Problem details - Show all lines holding "JSON".

Figure record listings:
◆ ◆ ◆ ◆ ◆ ◆ ◆

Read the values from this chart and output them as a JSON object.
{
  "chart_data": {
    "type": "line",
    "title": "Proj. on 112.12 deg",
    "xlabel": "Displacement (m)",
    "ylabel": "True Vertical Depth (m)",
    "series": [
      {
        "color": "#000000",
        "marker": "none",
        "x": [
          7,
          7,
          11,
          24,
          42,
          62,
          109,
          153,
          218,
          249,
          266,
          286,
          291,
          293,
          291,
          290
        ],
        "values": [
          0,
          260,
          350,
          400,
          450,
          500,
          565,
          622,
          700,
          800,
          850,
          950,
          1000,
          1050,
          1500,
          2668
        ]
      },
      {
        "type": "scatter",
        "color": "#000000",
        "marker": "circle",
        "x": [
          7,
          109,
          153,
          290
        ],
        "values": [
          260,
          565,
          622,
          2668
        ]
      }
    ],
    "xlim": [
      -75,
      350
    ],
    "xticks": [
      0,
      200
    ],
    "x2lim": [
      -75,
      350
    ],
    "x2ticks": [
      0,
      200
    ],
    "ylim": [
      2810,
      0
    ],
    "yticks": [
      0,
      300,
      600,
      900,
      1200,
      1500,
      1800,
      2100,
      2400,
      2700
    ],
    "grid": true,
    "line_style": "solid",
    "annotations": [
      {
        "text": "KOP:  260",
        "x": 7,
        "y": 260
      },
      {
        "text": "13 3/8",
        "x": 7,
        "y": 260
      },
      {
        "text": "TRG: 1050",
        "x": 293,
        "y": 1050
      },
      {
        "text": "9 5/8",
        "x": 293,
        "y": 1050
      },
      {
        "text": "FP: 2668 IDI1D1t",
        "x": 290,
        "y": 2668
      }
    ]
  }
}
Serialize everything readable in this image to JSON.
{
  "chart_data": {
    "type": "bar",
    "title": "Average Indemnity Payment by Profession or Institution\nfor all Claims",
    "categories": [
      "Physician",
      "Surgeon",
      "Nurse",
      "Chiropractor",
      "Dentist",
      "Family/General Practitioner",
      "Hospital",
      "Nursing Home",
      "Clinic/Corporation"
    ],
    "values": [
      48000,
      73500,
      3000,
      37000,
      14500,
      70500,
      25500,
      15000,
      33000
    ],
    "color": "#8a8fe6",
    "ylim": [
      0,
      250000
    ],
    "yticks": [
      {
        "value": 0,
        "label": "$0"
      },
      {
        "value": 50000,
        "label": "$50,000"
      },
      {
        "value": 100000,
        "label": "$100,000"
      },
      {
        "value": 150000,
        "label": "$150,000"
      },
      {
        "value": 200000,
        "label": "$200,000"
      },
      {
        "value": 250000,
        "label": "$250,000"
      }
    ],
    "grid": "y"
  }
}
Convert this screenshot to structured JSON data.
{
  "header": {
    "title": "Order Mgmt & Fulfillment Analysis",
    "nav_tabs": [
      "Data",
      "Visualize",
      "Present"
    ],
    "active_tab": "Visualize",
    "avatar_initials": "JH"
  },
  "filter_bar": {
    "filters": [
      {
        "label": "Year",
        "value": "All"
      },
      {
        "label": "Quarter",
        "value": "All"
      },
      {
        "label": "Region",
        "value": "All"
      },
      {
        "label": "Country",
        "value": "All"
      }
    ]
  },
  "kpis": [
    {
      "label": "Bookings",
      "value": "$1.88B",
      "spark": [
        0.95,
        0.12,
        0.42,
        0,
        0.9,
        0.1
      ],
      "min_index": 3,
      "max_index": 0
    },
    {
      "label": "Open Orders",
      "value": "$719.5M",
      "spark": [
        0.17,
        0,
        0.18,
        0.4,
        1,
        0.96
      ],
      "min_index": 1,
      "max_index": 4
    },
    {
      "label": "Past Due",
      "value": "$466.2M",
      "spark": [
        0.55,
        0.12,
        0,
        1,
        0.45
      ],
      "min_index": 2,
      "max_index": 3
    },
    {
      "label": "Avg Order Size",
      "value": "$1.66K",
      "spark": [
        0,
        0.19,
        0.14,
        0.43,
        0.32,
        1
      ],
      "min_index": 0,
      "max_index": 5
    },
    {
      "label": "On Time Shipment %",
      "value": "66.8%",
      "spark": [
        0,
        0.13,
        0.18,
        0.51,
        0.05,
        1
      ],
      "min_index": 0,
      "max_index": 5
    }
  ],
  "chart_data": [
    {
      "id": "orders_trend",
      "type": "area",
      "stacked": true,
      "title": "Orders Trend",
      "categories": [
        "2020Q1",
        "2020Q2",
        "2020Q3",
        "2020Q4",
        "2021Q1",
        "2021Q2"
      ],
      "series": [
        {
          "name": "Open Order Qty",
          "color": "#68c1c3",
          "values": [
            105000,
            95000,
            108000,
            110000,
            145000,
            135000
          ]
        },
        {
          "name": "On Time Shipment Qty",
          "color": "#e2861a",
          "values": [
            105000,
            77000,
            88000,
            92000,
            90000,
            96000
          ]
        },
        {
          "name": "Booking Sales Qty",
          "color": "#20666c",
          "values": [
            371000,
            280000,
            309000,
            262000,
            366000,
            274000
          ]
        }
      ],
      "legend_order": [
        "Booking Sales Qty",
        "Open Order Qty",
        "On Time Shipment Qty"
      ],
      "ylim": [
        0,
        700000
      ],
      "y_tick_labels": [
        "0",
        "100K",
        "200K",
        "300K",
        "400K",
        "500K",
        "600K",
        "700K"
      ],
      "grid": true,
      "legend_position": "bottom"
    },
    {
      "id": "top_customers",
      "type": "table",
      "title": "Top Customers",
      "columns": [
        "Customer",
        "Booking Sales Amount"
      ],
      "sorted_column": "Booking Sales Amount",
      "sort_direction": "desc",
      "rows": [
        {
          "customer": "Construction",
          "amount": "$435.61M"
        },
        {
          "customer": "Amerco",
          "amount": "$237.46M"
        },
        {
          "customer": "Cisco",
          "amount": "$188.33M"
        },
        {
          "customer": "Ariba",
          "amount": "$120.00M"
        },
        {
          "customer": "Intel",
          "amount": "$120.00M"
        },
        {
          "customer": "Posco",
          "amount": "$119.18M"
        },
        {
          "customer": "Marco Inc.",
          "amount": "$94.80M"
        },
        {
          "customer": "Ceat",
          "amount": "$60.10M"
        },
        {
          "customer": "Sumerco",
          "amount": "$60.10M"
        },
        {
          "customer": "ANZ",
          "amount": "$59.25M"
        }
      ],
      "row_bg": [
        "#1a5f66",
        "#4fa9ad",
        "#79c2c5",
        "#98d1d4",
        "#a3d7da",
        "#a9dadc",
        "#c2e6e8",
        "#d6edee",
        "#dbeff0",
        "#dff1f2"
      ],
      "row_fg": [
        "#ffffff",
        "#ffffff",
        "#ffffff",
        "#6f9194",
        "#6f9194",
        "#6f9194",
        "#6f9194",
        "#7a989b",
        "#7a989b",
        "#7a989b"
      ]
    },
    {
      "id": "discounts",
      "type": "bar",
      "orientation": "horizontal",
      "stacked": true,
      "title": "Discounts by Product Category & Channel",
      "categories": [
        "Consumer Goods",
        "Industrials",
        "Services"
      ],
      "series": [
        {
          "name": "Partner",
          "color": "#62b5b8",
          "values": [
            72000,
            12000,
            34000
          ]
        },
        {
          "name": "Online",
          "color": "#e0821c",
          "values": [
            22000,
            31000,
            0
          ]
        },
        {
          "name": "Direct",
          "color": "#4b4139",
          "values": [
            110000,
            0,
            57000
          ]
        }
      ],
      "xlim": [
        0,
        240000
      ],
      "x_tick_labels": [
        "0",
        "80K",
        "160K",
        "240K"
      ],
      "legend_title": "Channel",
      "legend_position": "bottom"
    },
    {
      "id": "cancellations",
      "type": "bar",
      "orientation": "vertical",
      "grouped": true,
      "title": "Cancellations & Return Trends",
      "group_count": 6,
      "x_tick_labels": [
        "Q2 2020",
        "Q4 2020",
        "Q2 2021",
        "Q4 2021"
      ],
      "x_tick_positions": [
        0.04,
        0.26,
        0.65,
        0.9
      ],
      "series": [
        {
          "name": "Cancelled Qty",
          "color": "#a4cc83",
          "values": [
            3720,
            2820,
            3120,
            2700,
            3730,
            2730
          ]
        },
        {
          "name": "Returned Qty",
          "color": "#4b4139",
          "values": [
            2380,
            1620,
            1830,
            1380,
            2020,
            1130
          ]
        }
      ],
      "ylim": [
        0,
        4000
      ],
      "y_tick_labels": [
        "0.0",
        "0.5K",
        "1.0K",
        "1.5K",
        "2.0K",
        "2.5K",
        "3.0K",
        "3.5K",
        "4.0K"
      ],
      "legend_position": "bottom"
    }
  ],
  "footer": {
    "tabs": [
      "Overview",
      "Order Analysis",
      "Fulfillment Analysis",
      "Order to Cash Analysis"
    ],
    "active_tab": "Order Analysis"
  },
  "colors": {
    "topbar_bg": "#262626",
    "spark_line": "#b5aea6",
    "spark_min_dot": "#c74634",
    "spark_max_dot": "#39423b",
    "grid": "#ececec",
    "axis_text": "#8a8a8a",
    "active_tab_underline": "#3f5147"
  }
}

◆ ◆ ◆ ◆ ◆ ◆ ◆

Reply -
Read the values from this chart and output them as a JSON object.
Serialize everything readable in this image to JSON.
Convert this screenshot to structured JSON data.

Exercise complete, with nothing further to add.